▸ **TASK REQUIREMENTS**
Copy out the following records, keeping every line the same.

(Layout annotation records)
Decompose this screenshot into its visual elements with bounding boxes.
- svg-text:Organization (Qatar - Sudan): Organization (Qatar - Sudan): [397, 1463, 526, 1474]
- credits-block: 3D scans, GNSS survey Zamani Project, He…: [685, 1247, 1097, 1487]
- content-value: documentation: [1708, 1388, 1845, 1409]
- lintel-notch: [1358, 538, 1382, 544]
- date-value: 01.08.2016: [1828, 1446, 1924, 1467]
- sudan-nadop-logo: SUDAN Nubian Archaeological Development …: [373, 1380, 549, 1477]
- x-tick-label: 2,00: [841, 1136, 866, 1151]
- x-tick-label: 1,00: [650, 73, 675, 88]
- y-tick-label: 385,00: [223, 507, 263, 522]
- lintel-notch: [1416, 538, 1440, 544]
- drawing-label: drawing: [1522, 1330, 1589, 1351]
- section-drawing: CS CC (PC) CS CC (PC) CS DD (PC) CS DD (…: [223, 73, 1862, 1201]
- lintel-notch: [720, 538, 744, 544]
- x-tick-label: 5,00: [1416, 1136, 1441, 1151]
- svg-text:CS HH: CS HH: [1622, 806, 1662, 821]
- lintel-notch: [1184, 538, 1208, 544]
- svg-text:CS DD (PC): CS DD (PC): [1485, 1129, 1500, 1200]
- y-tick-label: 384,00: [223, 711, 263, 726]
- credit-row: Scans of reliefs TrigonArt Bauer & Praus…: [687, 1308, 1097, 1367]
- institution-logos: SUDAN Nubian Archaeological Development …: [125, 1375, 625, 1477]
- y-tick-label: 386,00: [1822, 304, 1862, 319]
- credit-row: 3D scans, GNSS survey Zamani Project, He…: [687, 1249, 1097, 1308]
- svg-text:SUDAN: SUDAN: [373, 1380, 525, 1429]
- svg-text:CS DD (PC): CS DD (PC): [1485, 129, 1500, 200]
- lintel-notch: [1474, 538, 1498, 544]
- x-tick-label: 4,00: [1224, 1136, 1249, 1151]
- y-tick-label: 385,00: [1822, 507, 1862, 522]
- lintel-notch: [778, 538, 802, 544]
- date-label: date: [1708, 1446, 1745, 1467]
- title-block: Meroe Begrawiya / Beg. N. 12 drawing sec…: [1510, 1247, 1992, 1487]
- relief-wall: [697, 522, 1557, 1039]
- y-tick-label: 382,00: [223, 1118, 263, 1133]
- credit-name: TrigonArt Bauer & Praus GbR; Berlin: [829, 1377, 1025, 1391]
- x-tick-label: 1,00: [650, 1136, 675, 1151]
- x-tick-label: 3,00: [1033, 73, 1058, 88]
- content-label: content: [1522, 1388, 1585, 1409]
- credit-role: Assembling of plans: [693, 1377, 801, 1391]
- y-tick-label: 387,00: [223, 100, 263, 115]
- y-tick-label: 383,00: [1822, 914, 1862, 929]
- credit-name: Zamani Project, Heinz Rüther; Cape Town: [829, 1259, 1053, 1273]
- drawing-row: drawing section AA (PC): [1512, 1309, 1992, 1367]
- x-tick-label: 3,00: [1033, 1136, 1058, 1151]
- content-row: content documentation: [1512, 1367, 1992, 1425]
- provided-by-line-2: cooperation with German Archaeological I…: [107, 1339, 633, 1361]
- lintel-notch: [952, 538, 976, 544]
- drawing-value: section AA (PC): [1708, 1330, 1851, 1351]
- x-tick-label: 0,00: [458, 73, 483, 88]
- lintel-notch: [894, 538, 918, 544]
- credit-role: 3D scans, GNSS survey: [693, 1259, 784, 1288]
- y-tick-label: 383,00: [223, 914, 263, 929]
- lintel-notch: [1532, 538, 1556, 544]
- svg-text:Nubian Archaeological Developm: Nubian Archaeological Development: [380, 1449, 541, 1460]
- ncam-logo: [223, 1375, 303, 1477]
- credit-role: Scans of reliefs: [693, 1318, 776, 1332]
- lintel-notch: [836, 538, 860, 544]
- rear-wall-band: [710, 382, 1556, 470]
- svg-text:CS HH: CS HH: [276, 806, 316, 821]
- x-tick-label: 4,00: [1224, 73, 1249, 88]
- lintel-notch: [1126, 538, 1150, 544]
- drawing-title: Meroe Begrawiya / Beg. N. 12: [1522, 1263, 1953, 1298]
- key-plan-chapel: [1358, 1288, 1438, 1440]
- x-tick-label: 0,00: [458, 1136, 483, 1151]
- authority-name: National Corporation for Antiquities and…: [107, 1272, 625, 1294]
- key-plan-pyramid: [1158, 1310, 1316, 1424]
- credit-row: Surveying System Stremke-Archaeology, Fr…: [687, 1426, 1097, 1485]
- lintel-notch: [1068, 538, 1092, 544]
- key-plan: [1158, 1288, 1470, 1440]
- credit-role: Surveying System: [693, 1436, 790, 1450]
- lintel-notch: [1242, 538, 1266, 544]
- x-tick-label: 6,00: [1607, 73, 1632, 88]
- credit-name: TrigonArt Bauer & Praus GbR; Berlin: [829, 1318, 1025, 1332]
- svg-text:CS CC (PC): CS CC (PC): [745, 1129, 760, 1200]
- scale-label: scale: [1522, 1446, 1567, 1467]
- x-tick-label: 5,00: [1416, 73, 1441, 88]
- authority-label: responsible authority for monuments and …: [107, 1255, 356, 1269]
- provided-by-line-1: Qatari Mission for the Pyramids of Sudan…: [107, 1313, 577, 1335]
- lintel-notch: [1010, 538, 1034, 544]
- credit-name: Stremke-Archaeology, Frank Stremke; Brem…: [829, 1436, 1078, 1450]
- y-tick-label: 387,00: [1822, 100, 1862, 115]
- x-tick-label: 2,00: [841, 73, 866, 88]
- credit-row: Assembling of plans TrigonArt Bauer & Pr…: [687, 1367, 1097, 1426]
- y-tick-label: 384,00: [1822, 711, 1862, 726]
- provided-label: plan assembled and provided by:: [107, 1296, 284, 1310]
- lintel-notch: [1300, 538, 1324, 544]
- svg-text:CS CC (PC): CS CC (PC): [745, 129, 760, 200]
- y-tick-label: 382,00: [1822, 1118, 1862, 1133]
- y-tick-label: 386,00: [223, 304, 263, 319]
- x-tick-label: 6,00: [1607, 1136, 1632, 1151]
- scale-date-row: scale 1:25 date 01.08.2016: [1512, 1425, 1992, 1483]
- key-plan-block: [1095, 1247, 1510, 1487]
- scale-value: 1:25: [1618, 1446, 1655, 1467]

▸ **ANSWER TO THIS TASK**
Decompose this screenshot into its visual elements with bounding boxes.
- svg-text:Organization (Qatar - Sudan): Organization (Qatar - Sudan): [397, 1463, 526, 1474]
- credits-block: 3D scans, GNSS survey Zamani Project, He…: [685, 1247, 1097, 1487]
- content-value: documentation: [1708, 1388, 1845, 1409]
- lintel-notch: [1358, 538, 1382, 544]
- date-value: 01.08.2016: [1828, 1446, 1924, 1467]
- sudan-nadop-logo: SUDAN Nubian Archaeological Development …: [373, 1380, 549, 1477]
- x-tick-label: 2,00: [841, 1136, 866, 1151]
- x-tick-label: 1,00: [650, 73, 675, 88]
- y-tick-label: 385,00: [223, 507, 263, 522]
- lintel-notch: [1416, 538, 1440, 544]
- drawing-label: drawing: [1522, 1330, 1589, 1351]
- section-drawing: CS CC (PC) CS CC (PC) CS DD (PC) CS DD (…: [223, 73, 1862, 1201]
- lintel-notch: [720, 538, 744, 544]
- x-tick-label: 5,00: [1416, 1136, 1441, 1151]
- svg-text:CS HH: CS HH: [1622, 806, 1662, 821]
- lintel-notch: [1184, 538, 1208, 544]
- svg-text:CS DD (PC): CS DD (PC): [1485, 1129, 1500, 1200]
- y-tick-label: 384,00: [223, 711, 263, 726]
- credit-row: Scans of reliefs TrigonArt Bauer & Praus…: [687, 1308, 1097, 1367]
- institution-logos: SUDAN Nubian Archaeological Development …: [125, 1375, 625, 1477]
- y-tick-label: 386,00: [1822, 304, 1862, 319]
- credit-row: 3D scans, GNSS survey Zamani Project, He…: [687, 1249, 1097, 1308]
- svg-text:SUDAN: SUDAN: [373, 1380, 525, 1429]
- svg-text:CS DD (PC): CS DD (PC): [1485, 129, 1500, 200]
- lintel-notch: [1474, 538, 1498, 544]
- x-tick-label: 4,00: [1224, 1136, 1249, 1151]
- y-tick-label: 385,00: [1822, 507, 1862, 522]
- lintel-notch: [778, 538, 802, 544]
- date-label: date: [1708, 1446, 1745, 1467]
- title-block: Meroe Begrawiya / Beg. N. 12 drawing sec…: [1510, 1247, 1992, 1487]
- relief-wall: [697, 522, 1557, 1039]
- y-tick-label: 382,00: [223, 1118, 263, 1133]
- credit-name: TrigonArt Bauer & Praus GbR; Berlin: [829, 1377, 1025, 1391]
- x-tick-label: 1,00: [650, 1136, 675, 1151]
- x-tick-label: 3,00: [1033, 73, 1058, 88]
- content-label: content: [1522, 1388, 1585, 1409]
- credit-role: Assembling of plans: [693, 1377, 801, 1391]
- y-tick-label: 387,00: [223, 100, 263, 115]
- y-tick-label: 383,00: [1822, 914, 1862, 929]
- credit-name: Zamani Project, Heinz Rüther; Cape Town: [829, 1259, 1053, 1273]
- drawing-row: drawing section AA (PC): [1512, 1309, 1992, 1367]
- x-tick-label: 3,00: [1033, 1136, 1058, 1151]
- content-row: content documentation: [1512, 1367, 1992, 1425]
- provided-by-line-2: cooperation with German Archaeological I…: [107, 1339, 633, 1361]
- lintel-notch: [952, 538, 976, 544]
- drawing-value: section AA (PC): [1708, 1330, 1851, 1351]
- x-tick-label: 0,00: [458, 73, 483, 88]
- lintel-notch: [894, 538, 918, 544]
- credit-role: 3D scans, GNSS survey: [693, 1259, 784, 1288]
- y-tick-label: 383,00: [223, 914, 263, 929]
- lintel-notch: [1532, 538, 1556, 544]
- svg-text:Nubian Archaeological Developm: Nubian Archaeological Development: [380, 1449, 541, 1460]
- ncam-logo: [223, 1375, 303, 1477]
- credit-role: Scans of reliefs: [693, 1318, 776, 1332]
- lintel-notch: [836, 538, 860, 544]
- rear-wall-band: [710, 382, 1556, 470]
- svg-text:CS HH: CS HH: [276, 806, 316, 821]
- x-tick-label: 4,00: [1224, 73, 1249, 88]
- lintel-notch: [1126, 538, 1150, 544]
- drawing-title: Meroe Begrawiya / Beg. N. 12: [1522, 1263, 1953, 1298]
- key-plan-chapel: [1358, 1288, 1438, 1440]
- x-tick-label: 0,00: [458, 1136, 483, 1151]
- authority-name: National Corporation for Antiquities and…: [107, 1272, 625, 1294]
- key-plan-pyramid: [1158, 1310, 1316, 1424]
- credit-row: Surveying System Stremke-Archaeology, Fr…: [687, 1426, 1097, 1485]
- lintel-notch: [1068, 538, 1092, 544]
- key-plan: [1158, 1288, 1470, 1440]
- credit-role: Surveying System: [693, 1436, 790, 1450]
- lintel-notch: [1242, 538, 1266, 544]
- x-tick-label: 6,00: [1607, 73, 1632, 88]
- credit-name: TrigonArt Bauer & Praus GbR; Berlin: [829, 1318, 1025, 1332]
- svg-text:CS CC (PC): CS CC (PC): [745, 1129, 760, 1200]
- scale-label: scale: [1522, 1446, 1567, 1467]
- x-tick-label: 5,00: [1416, 73, 1441, 88]
- authority-label: responsible authority for monuments and …: [107, 1255, 356, 1269]
- provided-by-line-1: Qatari Mission for the Pyramids of Sudan…: [107, 1313, 577, 1335]
- lintel-notch: [1010, 538, 1034, 544]
- credit-name: Stremke-Archaeology, Frank Stremke; Brem…: [829, 1436, 1078, 1450]
- y-tick-label: 387,00: [1822, 100, 1862, 115]
- x-tick-label: 2,00: [841, 73, 866, 88]
- credit-row: Assembling of plans TrigonArt Bauer & Pr…: [687, 1367, 1097, 1426]
- y-tick-label: 384,00: [1822, 711, 1862, 726]
- provided-label: plan assembled and provided by:: [107, 1296, 284, 1310]
- lintel-notch: [1300, 538, 1324, 544]
- svg-text:CS CC (PC): CS CC (PC): [745, 129, 760, 200]
- y-tick-label: 382,00: [1822, 1118, 1862, 1133]
- y-tick-label: 386,00: [223, 304, 263, 319]
- x-tick-label: 6,00: [1607, 1136, 1632, 1151]
- scale-date-row: scale 1:25 date 01.08.2016: [1512, 1425, 1992, 1483]
- key-plan-block: [1095, 1247, 1510, 1487]
- scale-value: 1:25: [1618, 1446, 1655, 1467]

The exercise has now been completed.